_CHALLENGE:_ Extract the lines that hold the string "Week".

_STORED ROWS:_
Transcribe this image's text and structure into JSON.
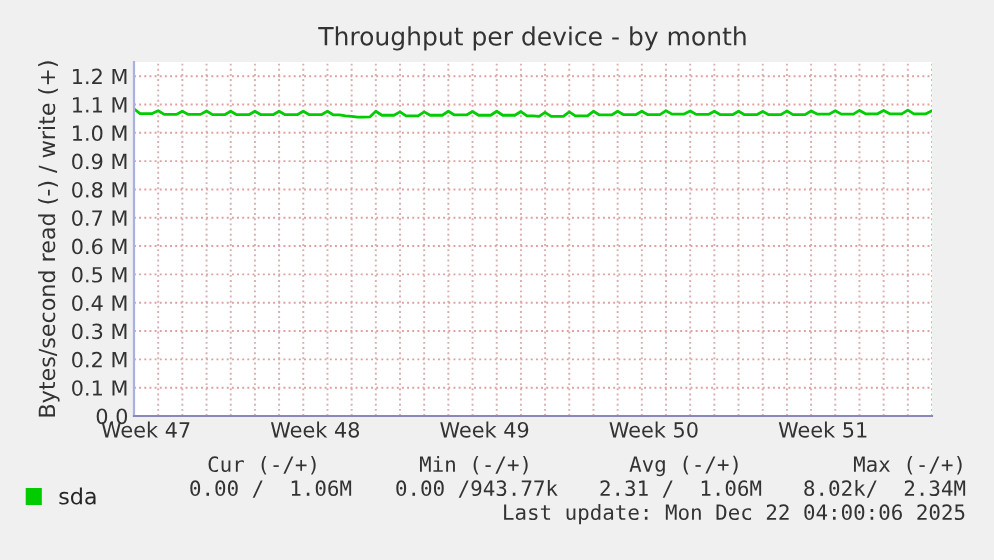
{
  "chart_data": {
    "type": "line",
    "title": "Throughput per device - by month",
    "ylabel": "Bytes/second read (-) / write (+)",
    "categories": [
      null,
      null,
      "Week 47",
      null,
      null,
      null,
      null,
      null,
      null,
      null,
      null,
      null,
      null,
      null,
      null,
      null,
      null,
      null,
      null,
      null,
      null,
      null,
      null,
      null,
      null,
      null,
      null,
      null,
      null,
      null,
      "Week 48",
      null,
      null,
      null,
      null,
      null,
      null,
      null,
      null,
      null,
      null,
      null,
      null,
      null,
      null,
      null,
      null,
      null,
      null,
      null,
      null,
      null,
      null,
      null,
      null,
      null,
      null,
      null,
      "Week 49",
      null,
      null,
      null,
      null,
      null,
      null,
      null,
      null,
      null,
      null,
      null,
      null,
      null,
      null,
      null,
      null,
      null,
      null,
      null,
      null,
      null,
      null,
      null,
      null,
      null,
      null,
      null,
      "Week 50",
      null,
      null,
      null,
      null,
      null,
      null,
      null,
      null,
      null,
      null,
      null,
      null,
      null,
      null,
      null,
      null,
      null,
      null,
      null,
      null,
      null,
      null,
      null,
      null,
      null,
      null,
      null,
      "Week 51",
      null,
      null,
      null,
      null,
      null,
      null,
      null,
      null,
      null,
      null,
      null,
      null,
      null,
      null,
      null,
      null,
      null,
      null
    ],
    "ylim": [
      0,
      1250000
    ],
    "yticks": [
      {
        "value": 0,
        "label": "0.0"
      },
      {
        "value": 100000,
        "label": "0.1 M"
      },
      {
        "value": 200000,
        "label": "0.2 M"
      },
      {
        "value": 300000,
        "label": "0.3 M"
      },
      {
        "value": 400000,
        "label": "0.4 M"
      },
      {
        "value": 500000,
        "label": "0.5 M"
      },
      {
        "value": 600000,
        "label": "0.6 M"
      },
      {
        "value": 700000,
        "label": "0.7 M"
      },
      {
        "value": 800000,
        "label": "0.8 M"
      },
      {
        "value": 900000,
        "label": "0.9 M"
      },
      {
        "value": 1000000,
        "label": "1.0 M"
      },
      {
        "value": 1100000,
        "label": "1.1 M"
      },
      {
        "value": 1200000,
        "label": "1.2 M"
      }
    ],
    "grid": true,
    "legend": "bottom left",
    "series": [
      {
        "name": "sda",
        "color": "#00cc00",
        "values": [
          1085000,
          1068000,
          1068000,
          1068000,
          1078000,
          1065000,
          1065000,
          1065000,
          1076000,
          1065000,
          1065000,
          1065000,
          1077000,
          1064000,
          1064000,
          1064000,
          1076000,
          1064000,
          1064000,
          1064000,
          1076000,
          1064000,
          1064000,
          1064000,
          1076000,
          1064000,
          1064000,
          1064000,
          1076000,
          1064000,
          1064000,
          1064000,
          1076000,
          1063000,
          1063000,
          1060000,
          1058000,
          1055000,
          1055000,
          1056000,
          1076000,
          1062000,
          1062000,
          1062000,
          1074000,
          1060000,
          1060000,
          1060000,
          1074000,
          1062000,
          1062000,
          1062000,
          1076000,
          1063000,
          1063000,
          1063000,
          1075000,
          1062000,
          1062000,
          1062000,
          1076000,
          1062000,
          1062000,
          1062000,
          1075000,
          1060000,
          1060000,
          1058000,
          1072000,
          1058000,
          1058000,
          1058000,
          1074000,
          1060000,
          1060000,
          1060000,
          1076000,
          1063000,
          1063000,
          1063000,
          1076000,
          1064000,
          1064000,
          1064000,
          1076000,
          1064000,
          1064000,
          1064000,
          1078000,
          1066000,
          1066000,
          1066000,
          1077000,
          1065000,
          1065000,
          1065000,
          1076000,
          1064000,
          1064000,
          1064000,
          1076000,
          1064000,
          1064000,
          1064000,
          1075000,
          1064000,
          1064000,
          1064000,
          1077000,
          1064000,
          1064000,
          1064000,
          1077000,
          1066000,
          1066000,
          1066000,
          1078000,
          1066000,
          1066000,
          1066000,
          1079000,
          1067000,
          1067000,
          1067000,
          1079000,
          1067000,
          1067000,
          1067000,
          1080000,
          1067000,
          1067000,
          1067000,
          1078000
        ]
      }
    ],
    "annotations": [
      "Cur (-/+)",
      "Min (-/+)",
      "Avg (-/+)",
      "Max (-/+)",
      "0.00 /  1.06M",
      "0.00 /943.77k",
      "2.31 /  1.06M",
      "8.02k/  2.34M",
      "Last update: Mon Dec 22 04:00:06 2025"
    ]
  }
}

_CORRECT RESPONSE:_
      "Week 47",
      "Week 48",
      "Week 49",
      "Week 50",
      "Week 51",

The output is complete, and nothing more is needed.